- [WORK TO BE COMPLETED]
Please copy every line of the records below that holds the word "type".

- [RECORDS SHOWN]
★ ★ ★ ★
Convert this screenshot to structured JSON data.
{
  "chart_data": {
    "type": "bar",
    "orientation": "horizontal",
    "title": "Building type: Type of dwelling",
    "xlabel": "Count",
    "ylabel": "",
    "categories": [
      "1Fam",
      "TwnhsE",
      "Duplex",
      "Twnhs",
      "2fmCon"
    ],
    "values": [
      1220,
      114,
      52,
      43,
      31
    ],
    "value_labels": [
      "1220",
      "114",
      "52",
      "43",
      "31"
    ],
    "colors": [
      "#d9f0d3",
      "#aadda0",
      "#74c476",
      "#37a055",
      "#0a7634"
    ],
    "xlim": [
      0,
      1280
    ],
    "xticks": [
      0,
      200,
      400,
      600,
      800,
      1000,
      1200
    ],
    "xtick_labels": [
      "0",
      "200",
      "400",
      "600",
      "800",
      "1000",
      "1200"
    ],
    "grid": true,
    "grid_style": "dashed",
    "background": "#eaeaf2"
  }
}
★ ★ ★ ★
- [SOLUTION TO THIS TASK]
    "type": "bar",
    "title": "Building type: Type of dwelling",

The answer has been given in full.